◆ **Exercise**:
Produce an exact copy of all the data below, dropping every image.

◆ **Extracted information**:
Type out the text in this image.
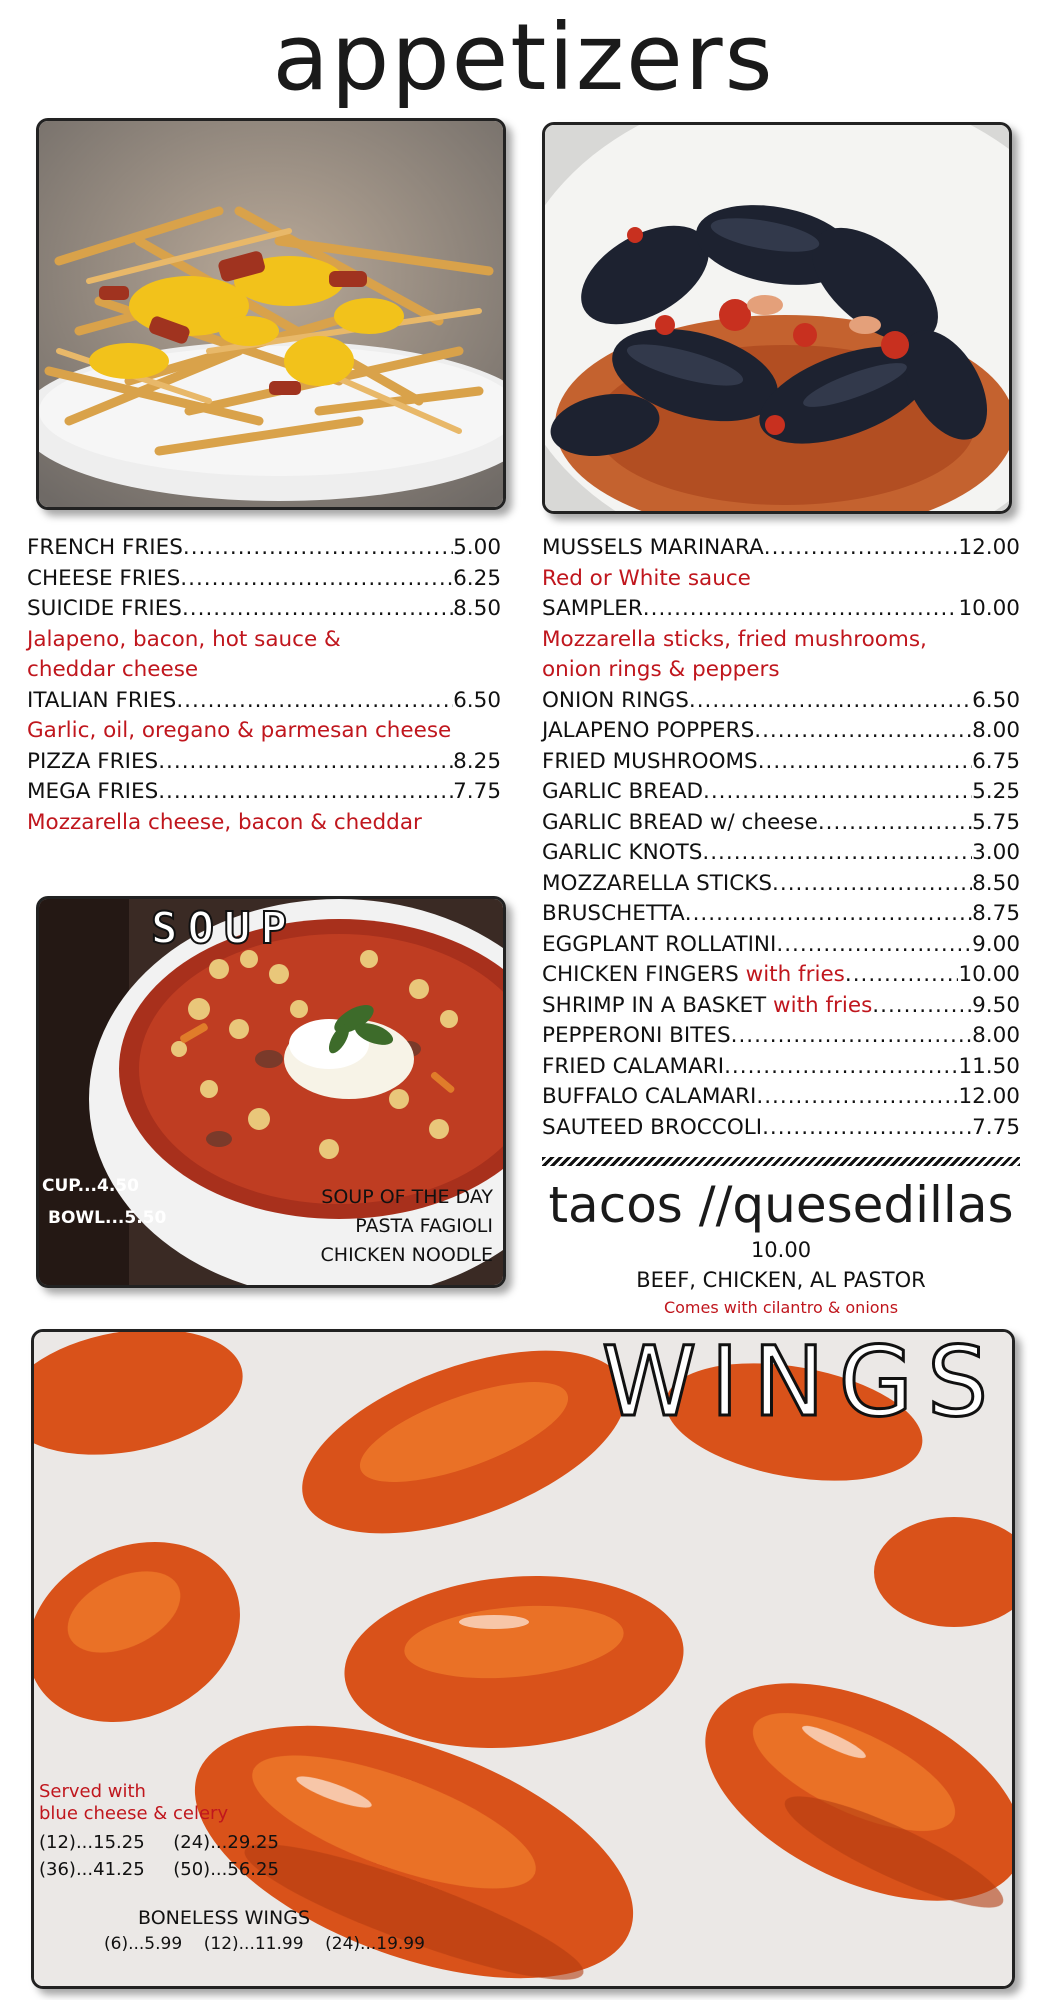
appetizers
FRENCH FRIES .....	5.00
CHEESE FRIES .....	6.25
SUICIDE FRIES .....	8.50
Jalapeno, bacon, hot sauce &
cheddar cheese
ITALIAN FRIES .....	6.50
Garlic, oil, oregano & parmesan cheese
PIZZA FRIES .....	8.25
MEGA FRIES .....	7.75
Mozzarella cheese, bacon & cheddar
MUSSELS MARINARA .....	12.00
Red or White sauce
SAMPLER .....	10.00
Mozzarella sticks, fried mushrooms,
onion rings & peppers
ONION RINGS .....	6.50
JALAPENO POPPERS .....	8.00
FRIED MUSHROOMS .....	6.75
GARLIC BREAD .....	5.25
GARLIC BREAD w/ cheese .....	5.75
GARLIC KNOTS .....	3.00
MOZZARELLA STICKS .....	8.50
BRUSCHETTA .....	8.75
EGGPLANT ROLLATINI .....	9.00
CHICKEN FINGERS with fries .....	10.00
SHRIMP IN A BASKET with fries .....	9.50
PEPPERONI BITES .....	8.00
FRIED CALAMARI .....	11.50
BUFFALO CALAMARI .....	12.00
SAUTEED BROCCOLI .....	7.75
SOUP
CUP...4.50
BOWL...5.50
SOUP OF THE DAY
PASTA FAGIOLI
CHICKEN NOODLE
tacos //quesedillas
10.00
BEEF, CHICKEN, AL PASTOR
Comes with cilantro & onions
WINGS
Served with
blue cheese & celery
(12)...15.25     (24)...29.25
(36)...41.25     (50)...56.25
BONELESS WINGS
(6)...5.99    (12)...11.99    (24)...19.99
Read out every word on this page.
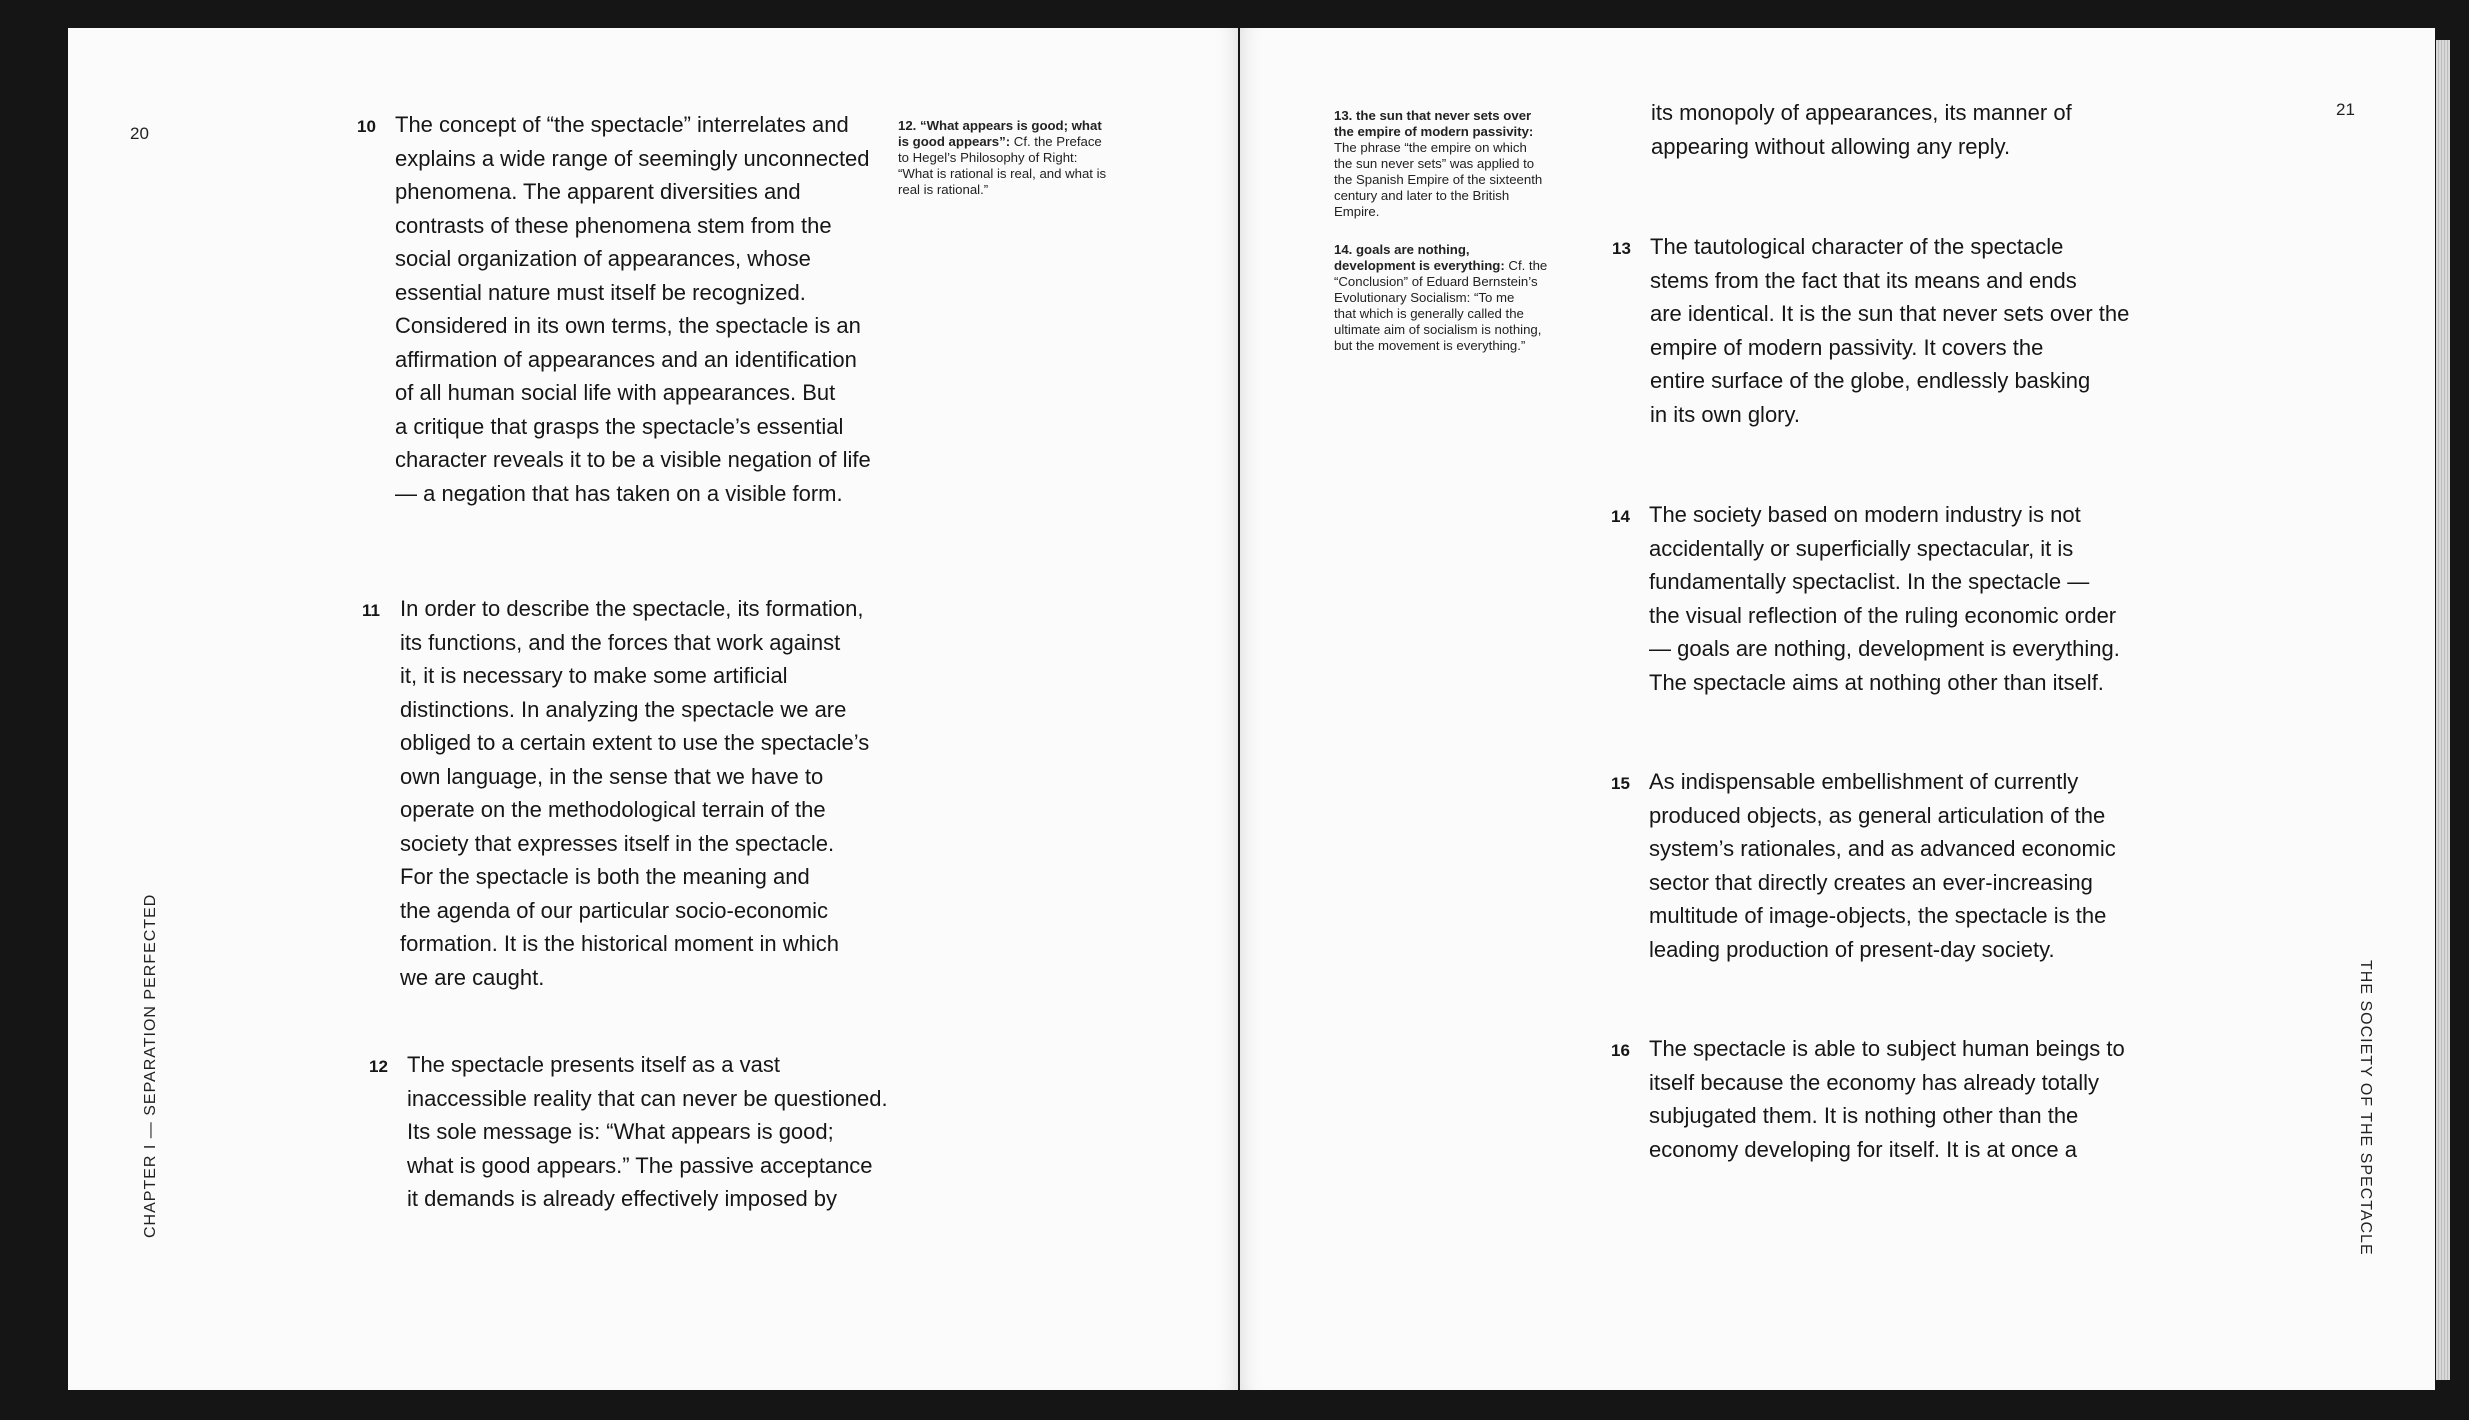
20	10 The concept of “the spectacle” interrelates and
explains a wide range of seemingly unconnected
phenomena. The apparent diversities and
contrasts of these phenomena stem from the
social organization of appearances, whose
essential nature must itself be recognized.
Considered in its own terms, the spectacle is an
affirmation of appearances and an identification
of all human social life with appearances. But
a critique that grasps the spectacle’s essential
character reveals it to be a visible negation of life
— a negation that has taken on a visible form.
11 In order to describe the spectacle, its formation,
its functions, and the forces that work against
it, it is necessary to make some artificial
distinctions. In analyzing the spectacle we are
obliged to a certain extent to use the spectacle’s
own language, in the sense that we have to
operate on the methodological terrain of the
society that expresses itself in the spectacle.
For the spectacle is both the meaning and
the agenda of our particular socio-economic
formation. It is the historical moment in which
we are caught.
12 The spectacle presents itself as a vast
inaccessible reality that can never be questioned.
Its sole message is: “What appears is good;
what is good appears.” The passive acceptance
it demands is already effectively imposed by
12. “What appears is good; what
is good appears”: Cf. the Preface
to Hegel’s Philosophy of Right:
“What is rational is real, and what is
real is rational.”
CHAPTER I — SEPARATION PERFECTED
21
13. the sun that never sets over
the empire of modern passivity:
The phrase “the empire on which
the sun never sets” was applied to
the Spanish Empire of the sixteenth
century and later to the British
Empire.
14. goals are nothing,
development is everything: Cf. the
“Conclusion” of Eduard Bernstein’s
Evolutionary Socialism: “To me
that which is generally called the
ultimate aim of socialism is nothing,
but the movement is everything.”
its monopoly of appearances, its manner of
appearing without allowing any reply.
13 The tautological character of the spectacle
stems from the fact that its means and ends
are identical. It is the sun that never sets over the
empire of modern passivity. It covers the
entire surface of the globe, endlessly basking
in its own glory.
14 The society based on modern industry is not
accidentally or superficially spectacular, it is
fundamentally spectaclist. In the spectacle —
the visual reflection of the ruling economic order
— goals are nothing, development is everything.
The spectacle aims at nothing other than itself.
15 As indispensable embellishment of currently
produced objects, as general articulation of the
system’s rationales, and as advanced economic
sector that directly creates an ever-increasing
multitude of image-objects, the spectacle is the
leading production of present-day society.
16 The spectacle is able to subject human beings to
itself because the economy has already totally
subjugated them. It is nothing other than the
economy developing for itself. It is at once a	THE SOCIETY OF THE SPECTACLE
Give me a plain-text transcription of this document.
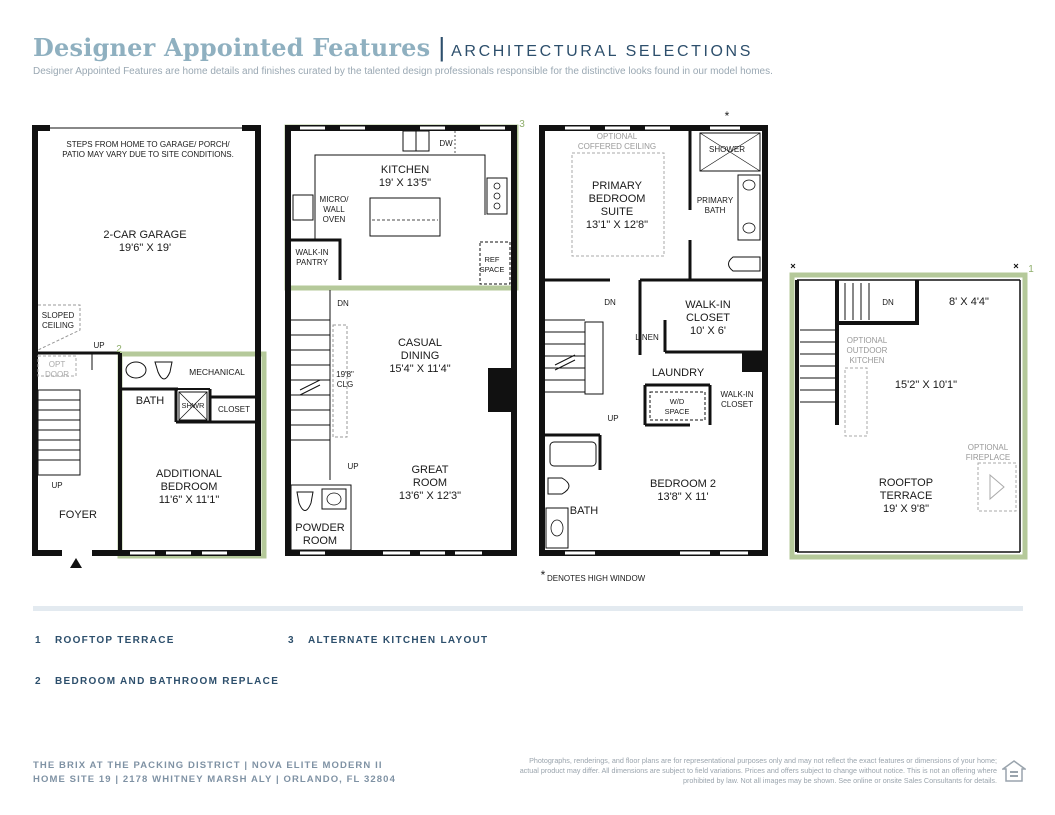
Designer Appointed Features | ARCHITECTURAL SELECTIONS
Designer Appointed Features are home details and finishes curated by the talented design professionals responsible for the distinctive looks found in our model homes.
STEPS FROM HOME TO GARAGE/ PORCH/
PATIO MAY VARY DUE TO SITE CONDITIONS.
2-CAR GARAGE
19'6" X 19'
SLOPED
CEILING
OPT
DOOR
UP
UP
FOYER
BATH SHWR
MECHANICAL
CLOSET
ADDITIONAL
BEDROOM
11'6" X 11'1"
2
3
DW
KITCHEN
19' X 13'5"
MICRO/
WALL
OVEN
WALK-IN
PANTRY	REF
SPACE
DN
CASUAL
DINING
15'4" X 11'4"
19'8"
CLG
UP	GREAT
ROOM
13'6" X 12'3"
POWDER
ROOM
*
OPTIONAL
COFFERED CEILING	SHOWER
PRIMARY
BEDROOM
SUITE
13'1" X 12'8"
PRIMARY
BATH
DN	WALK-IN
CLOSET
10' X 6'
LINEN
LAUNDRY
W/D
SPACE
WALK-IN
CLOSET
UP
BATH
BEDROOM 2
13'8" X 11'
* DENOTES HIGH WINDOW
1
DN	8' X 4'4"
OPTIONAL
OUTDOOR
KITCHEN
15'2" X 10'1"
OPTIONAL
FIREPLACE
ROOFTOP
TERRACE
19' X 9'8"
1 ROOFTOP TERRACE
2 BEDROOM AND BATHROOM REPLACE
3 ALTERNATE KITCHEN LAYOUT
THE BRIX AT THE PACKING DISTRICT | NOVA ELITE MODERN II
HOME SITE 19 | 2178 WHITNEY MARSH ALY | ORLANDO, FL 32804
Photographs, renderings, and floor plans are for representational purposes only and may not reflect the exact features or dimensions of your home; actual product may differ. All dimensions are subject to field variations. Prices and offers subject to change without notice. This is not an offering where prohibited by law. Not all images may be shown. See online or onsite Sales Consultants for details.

◆ **Reply to the task**:
Type out the text in this image.
appetizers
FRENCH FRIES .....	5.00
CHEESE FRIES .....	6.25
SUICIDE FRIES .....	8.50
Jalapeno, bacon, hot sauce &
cheddar cheese
ITALIAN FRIES .....	6.50
Garlic, oil, oregano & parmesan cheese
PIZZA FRIES .....	8.25
MEGA FRIES .....	7.75
Mozzarella cheese, bacon & cheddar
MUSSELS MARINARA .....	12.00
Red or White sauce
SAMPLER .....	10.00
Mozzarella sticks, fried mushrooms,
onion rings & peppers
ONION RINGS .....	6.50
JALAPENO POPPERS .....	8.00
FRIED MUSHROOMS .....	6.75
GARLIC BREAD .....	5.25
GARLIC BREAD w/ cheese .....	5.75
GARLIC KNOTS .....	3.00
MOZZARELLA STICKS .....	8.50
BRUSCHETTA .....	8.75
EGGPLANT ROLLATINI .....	9.00
CHICKEN FINGERS with fries .....	10.00
SHRIMP IN A BASKET with fries .....	9.50
PEPPERONI BITES .....	8.00
FRIED CALAMARI .....	11.50
BUFFALO CALAMARI .....	12.00
SAUTEED BROCCOLI .....	7.75
SOUP
CUP...4.50
BOWL...5.50
SOUP OF THE DAY
PASTA FAGIOLI
CHICKEN NOODLE
tacos //quesedillas
10.00
BEEF, CHICKEN, AL PASTOR
Comes with cilantro & onions
WINGS
Served with
blue cheese & celery
(12)...15.25     (24)...29.25
(36)...41.25     (50)...56.25
BONELESS WINGS
(6)...5.99    (12)...11.99    (24)...19.99
Read out every word on this page.
20	10 The concept of “the spectacle” interrelates and
explains a wide range of seemingly unconnected
phenomena. The apparent diversities and
contrasts of these phenomena stem from the
social organization of appearances, whose
essential nature must itself be recognized.
Considered in its own terms, the spectacle is an
affirmation of appearances and an identification
of all human social life with appearances. But
a critique that grasps the spectacle’s essential
character reveals it to be a visible negation of life
— a negation that has taken on a visible form.
11 In order to describe the spectacle, its formation,
its functions, and the forces that work against
it, it is necessary to make some artificial
distinctions. In analyzing the spectacle we are
obliged to a certain extent to use the spectacle’s
own language, in the sense that we have to
operate on the methodological terrain of the
society that expresses itself in the spectacle.
For the spectacle is both the meaning and
the agenda of our particular socio-economic
formation. It is the historical moment in which
we are caught.
12 The spectacle presents itself as a vast
inaccessible reality that can never be questioned.
Its sole message is: “What appears is good;
what is good appears.” The passive acceptance
it demands is already effectively imposed by
12. “What appears is good; what
is good appears”: Cf. the Preface
to Hegel’s Philosophy of Right:
“What is rational is real, and what is
real is rational.”
CHAPTER I — SEPARATION PERFECTED
21
13. the sun that never sets over
the empire of modern passivity:
The phrase “the empire on which
the sun never sets” was applied to
the Spanish Empire of the sixteenth
century and later to the British
Empire.
14. goals are nothing,
development is everything: Cf. the
“Conclusion” of Eduard Bernstein’s
Evolutionary Socialism: “To me
that which is generally called the
ultimate aim of socialism is nothing,
but the movement is everything.”
its monopoly of appearances, its manner of
appearing without allowing any reply.
13 The tautological character of the spectacle
stems from the fact that its means and ends
are identical. It is the sun that never sets over the
empire of modern passivity. It covers the
entire surface of the globe, endlessly basking
in its own glory.
14 The society based on modern industry is not
accidentally or superficially spectacular, it is
fundamentally spectaclist. In the spectacle —
the visual reflection of the ruling economic order
— goals are nothing, development is everything.
The spectacle aims at nothing other than itself.
15 As indispensable embellishment of currently
produced objects, as general articulation of the
system’s rationales, and as advanced economic
sector that directly creates an ever-increasing
multitude of image-objects, the spectacle is the
leading production of present-day society.
16 The spectacle is able to subject human beings to
itself because the economy has already totally
subjugated them. It is nothing other than the
economy developing for itself. It is at once a	THE SOCIETY OF THE SPECTACLE
Give me a plain-text transcription of this document.
Designer Appointed Features | ARCHITECTURAL SELECTIONS
Designer Appointed Features are home details and finishes curated by the talented design professionals responsible for the distinctive looks found in our model homes.
STEPS FROM HOME TO GARAGE/ PORCH/
PATIO MAY VARY DUE TO SITE CONDITIONS.
2-CAR GARAGE
19'6" X 19'
SLOPED
CEILING
OPT
DOOR
UP
UP
FOYER
BATH SHWR
MECHANICAL
CLOSET
ADDITIONAL
BEDROOM
11'6" X 11'1"
2
3
DW
KITCHEN
19' X 13'5"
MICRO/
WALL
OVEN
WALK-IN
PANTRY	REF
SPACE
DN
CASUAL
DINING
15'4" X 11'4"
19'8"
CLG
UP	GREAT
ROOM
13'6" X 12'3"
POWDER
ROOM
*
OPTIONAL
COFFERED CEILING	SHOWER
PRIMARY
BEDROOM
SUITE
13'1" X 12'8"
PRIMARY
BATH
DN	WALK-IN
CLOSET
10' X 6'
LINEN
LAUNDRY
W/D
SPACE
WALK-IN
CLOSET
UP
BATH
BEDROOM 2
13'8" X 11'
* DENOTES HIGH WINDOW
1
DN	8' X 4'4"
OPTIONAL
OUTDOOR
KITCHEN
15'2" X 10'1"
OPTIONAL
FIREPLACE
ROOFTOP
TERRACE
19' X 9'8"
1 ROOFTOP TERRACE
2 BEDROOM AND BATHROOM REPLACE
3 ALTERNATE KITCHEN LAYOUT
THE BRIX AT THE PACKING DISTRICT | NOVA ELITE MODERN II
HOME SITE 19 | 2178 WHITNEY MARSH ALY | ORLANDO, FL 32804
Photographs, renderings, and floor plans are for representational purposes only and may not reflect the exact features or dimensions of your home; actual product may differ. All dimensions are subject to field variations. Prices and offers subject to change without notice. This is not an offering where prohibited by law. Not all images may be shown. See online or onsite Sales Consultants for details.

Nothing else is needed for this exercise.